* [The problem]
Skip every picture, and output exactly the lines starting at the one with "Reverse-engineer this chart into JSON." and running through the last line of the material below.

* [Exercise material]
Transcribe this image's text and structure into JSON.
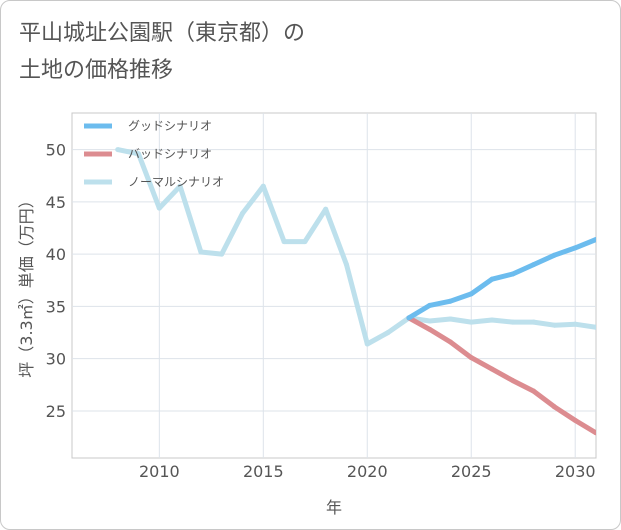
{
  "title": {
    "line1": "平山城址公園駅（東京都）の",
    "line2": "土地の価格推移"
  },
  "chart_data": {
    "type": "line",
    "title": "平山城址公園駅（東京都）の土地の価格推移",
    "xlabel": "年",
    "ylabel": "坪（3.3㎡）単価（万円）",
    "xlim": [
      2005.8,
      2031
    ],
    "ylim": [
      20.5,
      53.5
    ],
    "xticks": [
      2010,
      2015,
      2020,
      2025,
      2030
    ],
    "yticks": [
      25,
      30,
      35,
      40,
      45,
      50
    ],
    "grid": true,
    "legend_position": "top-left",
    "series": [
      {
        "name": "グッドシナリオ",
        "color": "#6cbcee",
        "x": [
          2022,
          2023,
          2024,
          2025,
          2026,
          2027,
          2028,
          2029,
          2030,
          2031
        ],
        "values": [
          33.9,
          35.1,
          35.5,
          36.2,
          37.6,
          38.1,
          39.0,
          39.9,
          40.6,
          41.4
        ]
      },
      {
        "name": "バッドシナリオ",
        "color": "#dc8c90",
        "x": [
          2022,
          2023,
          2024,
          2025,
          2026,
          2027,
          2028,
          2029,
          2030,
          2031
        ],
        "values": [
          33.9,
          32.8,
          31.6,
          30.1,
          29.0,
          27.9,
          26.9,
          25.4,
          24.1,
          22.9
        ]
      },
      {
        "name": "ノーマルシナリオ",
        "color": "#bde0ec",
        "x": [
          2008,
          2009,
          2010,
          2011,
          2012,
          2013,
          2014,
          2015,
          2016,
          2017,
          2018,
          2019,
          2020,
          2021,
          2022,
          2023,
          2024,
          2025,
          2026,
          2027,
          2028,
          2029,
          2030,
          2031
        ],
        "values": [
          50.0,
          49.6,
          44.4,
          46.5,
          40.2,
          40.0,
          43.9,
          46.5,
          41.2,
          41.2,
          44.3,
          39.0,
          31.4,
          32.5,
          33.9,
          33.6,
          33.8,
          33.5,
          33.7,
          33.5,
          33.5,
          33.2,
          33.3,
          33.0
        ]
      }
    ]
  }
}
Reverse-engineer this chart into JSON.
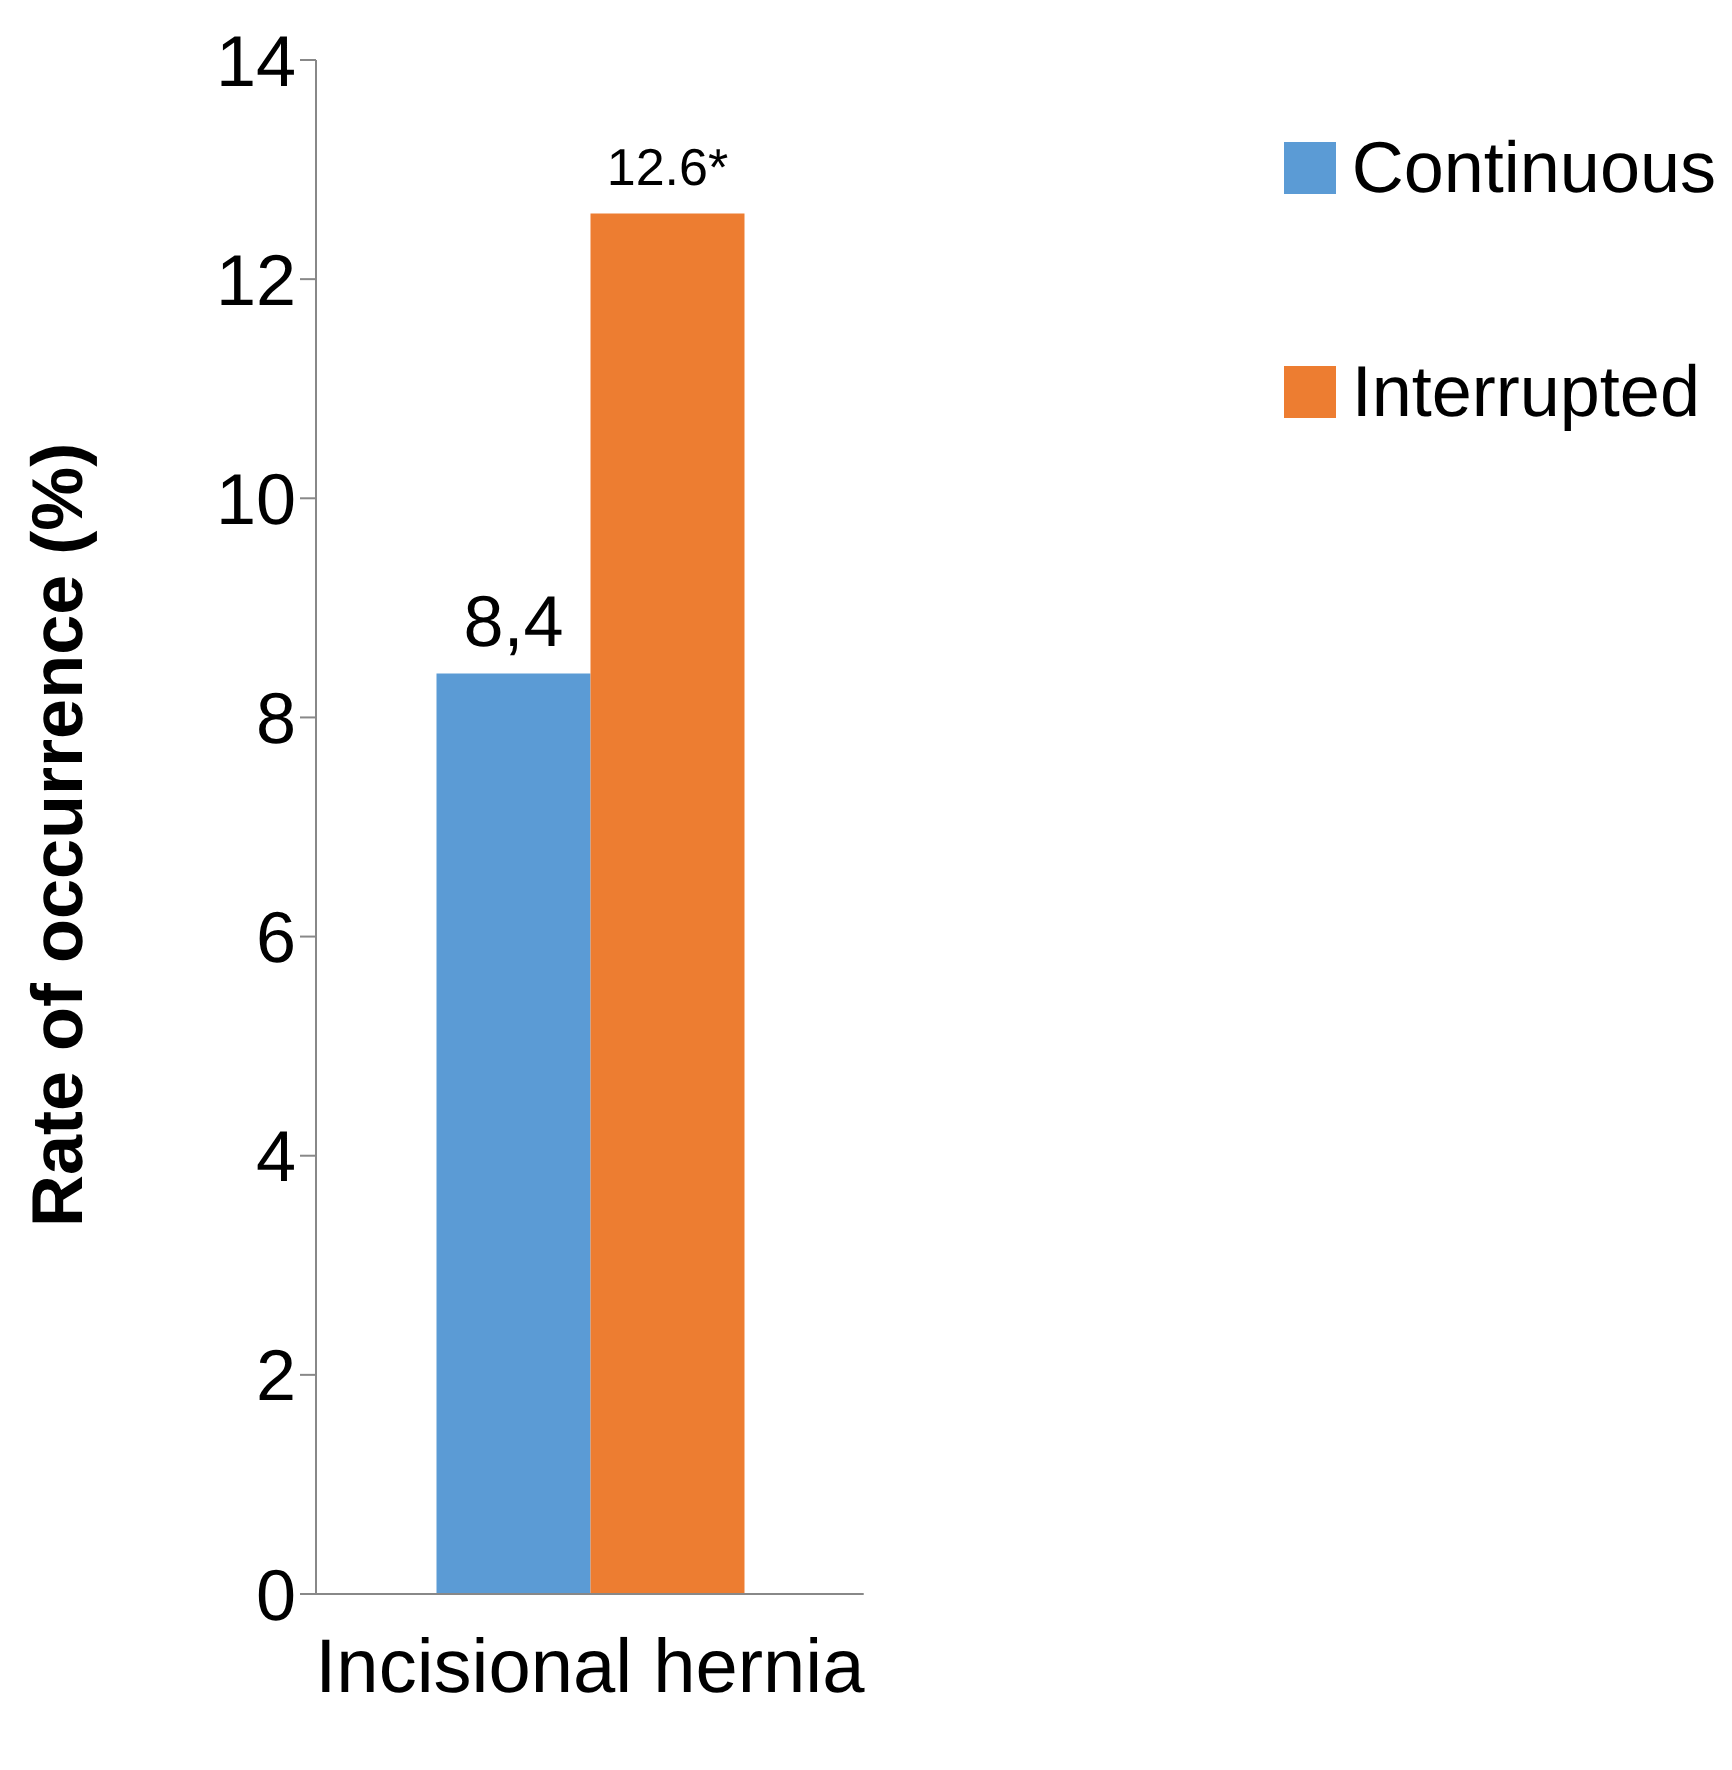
{
  "chart_data": {
    "type": "bar",
    "ylabel": "Rate of occurrence (%)",
    "categories": [
      "Incisional hernia"
    ],
    "series": [
      {
        "name": "Continuous",
        "color": "#5b9bd5",
        "values": [
          8.4
        ],
        "value_labels": [
          "8,4"
        ]
      },
      {
        "name": "Interrupted",
        "color": "#ed7d31",
        "values": [
          12.6
        ],
        "value_labels": [
          "12.6*"
        ]
      }
    ],
    "ylim": [
      0,
      14
    ],
    "yticks": [
      0,
      2,
      4,
      6,
      8,
      10,
      12,
      14
    ],
    "legend": "top right"
  }
}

* [Task output]
Reverse-engineer this chart into JSON.
{
  "chart_data": {
    "type": "bar",
    "ylabel": "Rate of occurrence (%)",
    "categories": [
      "Incisional hernia"
    ],
    "series": [
      {
        "name": "Continuous",
        "color": "#5b9bd5",
        "values": [
          8.4
        ],
        "value_labels": [
          "8,4"
        ]
      },
      {
        "name": "Interrupted",
        "color": "#ed7d31",
        "values": [
          12.6
        ],
        "value_labels": [
          "12.6*"
        ]
      }
    ],
    "ylim": [
      0,
      14
    ],
    "yticks": [
      0,
      2,
      4,
      6,
      8,
      10,
      12,
      14
    ],
    "legend": "top right"
  }
}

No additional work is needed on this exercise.